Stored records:
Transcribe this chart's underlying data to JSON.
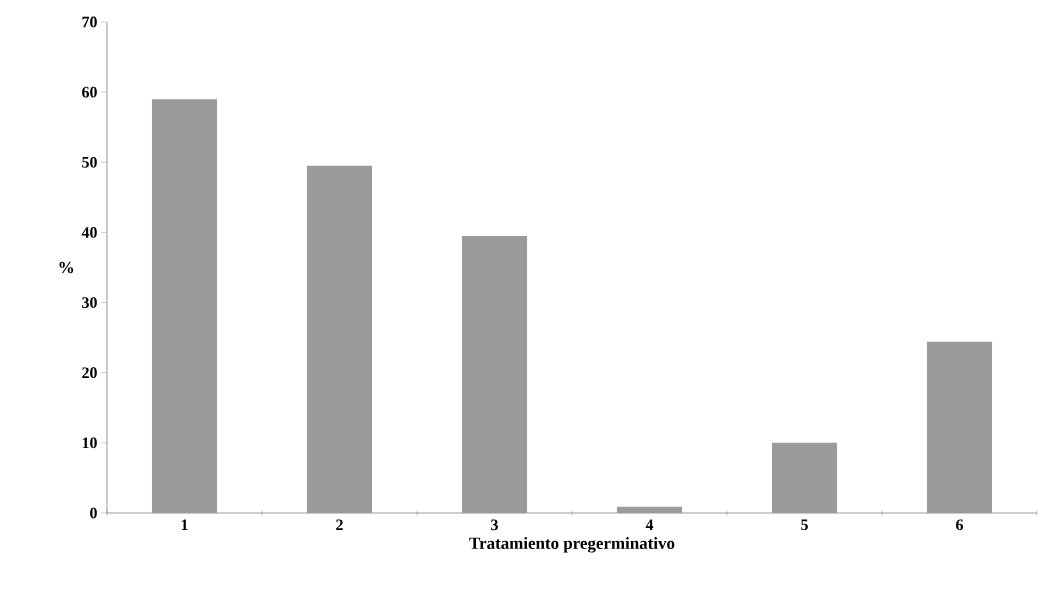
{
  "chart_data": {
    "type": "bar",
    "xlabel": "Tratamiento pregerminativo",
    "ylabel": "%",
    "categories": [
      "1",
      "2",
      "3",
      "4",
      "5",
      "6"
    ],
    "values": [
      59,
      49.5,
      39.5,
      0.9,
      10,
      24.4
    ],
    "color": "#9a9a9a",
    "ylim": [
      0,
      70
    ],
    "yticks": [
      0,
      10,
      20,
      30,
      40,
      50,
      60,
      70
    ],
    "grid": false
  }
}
---
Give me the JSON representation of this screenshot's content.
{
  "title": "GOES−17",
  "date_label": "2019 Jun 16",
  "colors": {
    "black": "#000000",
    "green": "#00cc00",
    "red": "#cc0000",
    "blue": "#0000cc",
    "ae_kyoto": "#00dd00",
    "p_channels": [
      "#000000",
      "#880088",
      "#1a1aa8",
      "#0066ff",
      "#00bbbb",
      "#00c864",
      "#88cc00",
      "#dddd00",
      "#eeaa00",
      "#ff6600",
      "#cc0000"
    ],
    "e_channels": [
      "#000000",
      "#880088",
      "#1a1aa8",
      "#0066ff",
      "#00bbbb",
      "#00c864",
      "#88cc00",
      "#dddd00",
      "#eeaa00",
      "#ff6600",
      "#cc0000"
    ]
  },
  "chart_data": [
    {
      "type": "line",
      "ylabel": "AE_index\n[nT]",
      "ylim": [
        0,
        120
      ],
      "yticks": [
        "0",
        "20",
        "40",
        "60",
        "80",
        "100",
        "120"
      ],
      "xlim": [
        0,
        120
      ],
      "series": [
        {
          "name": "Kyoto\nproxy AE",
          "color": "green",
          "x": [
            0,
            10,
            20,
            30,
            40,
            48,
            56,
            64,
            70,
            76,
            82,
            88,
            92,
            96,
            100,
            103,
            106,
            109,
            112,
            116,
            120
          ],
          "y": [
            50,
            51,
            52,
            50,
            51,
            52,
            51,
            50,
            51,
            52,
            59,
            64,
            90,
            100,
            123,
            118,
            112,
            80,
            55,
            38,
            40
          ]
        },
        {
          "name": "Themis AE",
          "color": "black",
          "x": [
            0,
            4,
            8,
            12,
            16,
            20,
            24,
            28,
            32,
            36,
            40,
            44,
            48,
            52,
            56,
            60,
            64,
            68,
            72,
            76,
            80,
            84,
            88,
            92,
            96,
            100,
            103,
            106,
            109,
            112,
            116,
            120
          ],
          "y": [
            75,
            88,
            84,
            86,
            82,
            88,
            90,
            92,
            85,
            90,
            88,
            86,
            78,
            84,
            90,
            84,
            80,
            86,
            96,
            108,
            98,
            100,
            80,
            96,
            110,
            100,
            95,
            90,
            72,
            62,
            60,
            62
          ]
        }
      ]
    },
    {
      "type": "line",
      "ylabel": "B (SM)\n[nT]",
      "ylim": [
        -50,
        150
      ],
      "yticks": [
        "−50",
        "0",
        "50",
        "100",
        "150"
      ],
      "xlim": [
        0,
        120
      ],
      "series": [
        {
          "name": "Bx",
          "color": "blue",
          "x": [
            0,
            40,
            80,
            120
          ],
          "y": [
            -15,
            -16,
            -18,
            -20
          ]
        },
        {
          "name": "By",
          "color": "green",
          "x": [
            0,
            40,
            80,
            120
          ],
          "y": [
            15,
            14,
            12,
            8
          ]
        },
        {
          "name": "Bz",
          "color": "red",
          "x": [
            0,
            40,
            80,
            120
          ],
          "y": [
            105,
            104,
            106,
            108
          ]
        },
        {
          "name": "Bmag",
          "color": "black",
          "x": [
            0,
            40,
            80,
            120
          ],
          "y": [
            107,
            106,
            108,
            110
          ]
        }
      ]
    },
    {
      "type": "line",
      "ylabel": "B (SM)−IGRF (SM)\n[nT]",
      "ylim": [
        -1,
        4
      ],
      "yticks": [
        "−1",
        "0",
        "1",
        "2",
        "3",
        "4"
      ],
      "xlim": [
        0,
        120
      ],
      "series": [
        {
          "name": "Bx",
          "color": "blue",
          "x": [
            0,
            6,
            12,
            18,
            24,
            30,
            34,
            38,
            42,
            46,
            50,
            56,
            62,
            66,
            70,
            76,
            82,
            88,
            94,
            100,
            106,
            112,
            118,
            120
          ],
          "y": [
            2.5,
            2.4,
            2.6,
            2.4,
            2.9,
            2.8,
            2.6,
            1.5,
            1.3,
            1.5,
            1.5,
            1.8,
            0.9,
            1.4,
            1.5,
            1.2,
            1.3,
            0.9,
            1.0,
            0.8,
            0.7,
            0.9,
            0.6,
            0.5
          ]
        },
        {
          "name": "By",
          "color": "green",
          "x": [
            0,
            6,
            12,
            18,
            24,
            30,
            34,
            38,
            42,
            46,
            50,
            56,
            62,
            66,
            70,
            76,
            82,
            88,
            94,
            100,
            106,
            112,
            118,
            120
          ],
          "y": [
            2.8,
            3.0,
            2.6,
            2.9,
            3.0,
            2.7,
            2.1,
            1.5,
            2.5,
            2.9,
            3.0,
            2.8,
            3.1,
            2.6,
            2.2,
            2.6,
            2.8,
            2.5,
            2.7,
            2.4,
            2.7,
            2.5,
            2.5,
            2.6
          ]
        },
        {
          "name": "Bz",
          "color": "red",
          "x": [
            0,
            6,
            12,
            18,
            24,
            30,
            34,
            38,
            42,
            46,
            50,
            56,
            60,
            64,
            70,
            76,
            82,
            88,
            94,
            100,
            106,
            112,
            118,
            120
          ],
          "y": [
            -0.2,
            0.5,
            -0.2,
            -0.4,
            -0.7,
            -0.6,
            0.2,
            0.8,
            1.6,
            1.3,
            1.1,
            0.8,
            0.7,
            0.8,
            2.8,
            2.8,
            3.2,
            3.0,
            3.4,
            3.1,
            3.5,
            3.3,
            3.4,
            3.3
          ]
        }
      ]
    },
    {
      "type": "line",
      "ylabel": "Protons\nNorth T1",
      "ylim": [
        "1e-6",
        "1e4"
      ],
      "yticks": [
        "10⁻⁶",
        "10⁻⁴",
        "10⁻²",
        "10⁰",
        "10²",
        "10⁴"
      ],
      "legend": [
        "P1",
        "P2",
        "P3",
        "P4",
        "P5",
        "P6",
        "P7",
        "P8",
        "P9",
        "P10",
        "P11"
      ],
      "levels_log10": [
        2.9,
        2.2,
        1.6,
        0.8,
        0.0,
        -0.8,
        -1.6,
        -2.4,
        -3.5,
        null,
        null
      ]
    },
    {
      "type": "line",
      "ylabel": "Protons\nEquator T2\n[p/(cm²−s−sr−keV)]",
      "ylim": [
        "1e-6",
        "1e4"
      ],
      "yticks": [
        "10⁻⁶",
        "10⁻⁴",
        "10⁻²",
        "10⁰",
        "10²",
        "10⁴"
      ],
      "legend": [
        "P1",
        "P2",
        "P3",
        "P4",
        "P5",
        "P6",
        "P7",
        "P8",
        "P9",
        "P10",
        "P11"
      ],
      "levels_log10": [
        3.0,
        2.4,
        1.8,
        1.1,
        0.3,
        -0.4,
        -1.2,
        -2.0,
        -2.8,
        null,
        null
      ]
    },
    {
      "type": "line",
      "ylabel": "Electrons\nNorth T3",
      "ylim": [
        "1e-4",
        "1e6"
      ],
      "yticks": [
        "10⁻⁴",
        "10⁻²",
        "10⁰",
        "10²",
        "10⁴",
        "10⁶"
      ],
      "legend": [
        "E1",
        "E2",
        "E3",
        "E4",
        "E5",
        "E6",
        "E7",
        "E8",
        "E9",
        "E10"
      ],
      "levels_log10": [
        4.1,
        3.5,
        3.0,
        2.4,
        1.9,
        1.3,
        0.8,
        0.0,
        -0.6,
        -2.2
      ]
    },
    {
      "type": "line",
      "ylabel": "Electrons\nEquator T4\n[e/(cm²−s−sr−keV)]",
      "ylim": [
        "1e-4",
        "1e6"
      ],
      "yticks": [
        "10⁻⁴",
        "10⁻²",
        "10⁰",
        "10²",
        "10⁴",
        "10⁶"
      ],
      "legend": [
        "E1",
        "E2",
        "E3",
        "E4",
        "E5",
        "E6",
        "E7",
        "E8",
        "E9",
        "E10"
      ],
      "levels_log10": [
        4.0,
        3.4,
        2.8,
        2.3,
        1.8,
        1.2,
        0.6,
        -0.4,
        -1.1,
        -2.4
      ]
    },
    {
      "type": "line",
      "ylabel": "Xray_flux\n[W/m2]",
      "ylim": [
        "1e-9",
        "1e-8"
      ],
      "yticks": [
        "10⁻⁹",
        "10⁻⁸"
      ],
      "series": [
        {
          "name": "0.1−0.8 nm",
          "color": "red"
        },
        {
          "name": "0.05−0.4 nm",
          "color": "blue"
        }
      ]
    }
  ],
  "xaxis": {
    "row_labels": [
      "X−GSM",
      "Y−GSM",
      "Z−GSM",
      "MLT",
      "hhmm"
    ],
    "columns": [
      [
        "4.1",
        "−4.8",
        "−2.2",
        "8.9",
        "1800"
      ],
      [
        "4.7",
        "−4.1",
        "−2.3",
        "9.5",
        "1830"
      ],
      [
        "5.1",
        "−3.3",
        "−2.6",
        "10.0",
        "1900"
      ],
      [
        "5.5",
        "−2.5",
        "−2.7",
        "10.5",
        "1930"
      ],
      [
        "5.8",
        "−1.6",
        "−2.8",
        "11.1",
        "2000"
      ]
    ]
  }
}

AIM:
State how many lines of the listing above hold the word "JSON", with nothing but the number.

TASK RESPONSE:
2